* Source material
[start]
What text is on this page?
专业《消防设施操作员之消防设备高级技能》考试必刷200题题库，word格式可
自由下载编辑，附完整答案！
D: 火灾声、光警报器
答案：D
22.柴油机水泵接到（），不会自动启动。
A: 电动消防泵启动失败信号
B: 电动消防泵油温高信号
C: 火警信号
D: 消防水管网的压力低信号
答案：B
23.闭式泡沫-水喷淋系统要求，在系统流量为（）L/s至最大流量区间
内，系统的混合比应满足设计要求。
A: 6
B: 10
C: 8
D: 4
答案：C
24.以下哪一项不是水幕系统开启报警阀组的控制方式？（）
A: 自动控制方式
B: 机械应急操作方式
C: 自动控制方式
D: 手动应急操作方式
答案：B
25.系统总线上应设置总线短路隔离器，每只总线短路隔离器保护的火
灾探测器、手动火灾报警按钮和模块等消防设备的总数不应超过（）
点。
[end]
* Instructions for the task
In this exercise, repeat all entries exactly.

* Result for this exercise
What text is on this page?
专业《消防设施操作员之消防设备高级技能》考试必刷200题题库，word格式可
自由下载编辑，附完整答案！
D: 火灾声、光警报器
答案：D
22.柴油机水泵接到（），不会自动启动。
A: 电动消防泵启动失败信号
B: 电动消防泵油温高信号
C: 火警信号
D: 消防水管网的压力低信号
答案：B
23.闭式泡沫-水喷淋系统要求，在系统流量为（）L/s至最大流量区间
内，系统的混合比应满足设计要求。
A: 6
B: 10
C: 8
D: 4
答案：C
24.以下哪一项不是水幕系统开启报警阀组的控制方式？（）
A: 自动控制方式
B: 机械应急操作方式
C: 自动控制方式
D: 手动应急操作方式
答案：B
25.系统总线上应设置总线短路隔离器，每只总线短路隔离器保护的火
灾探测器、手动火灾报警按钮和模块等消防设备的总数不应超过（）
点。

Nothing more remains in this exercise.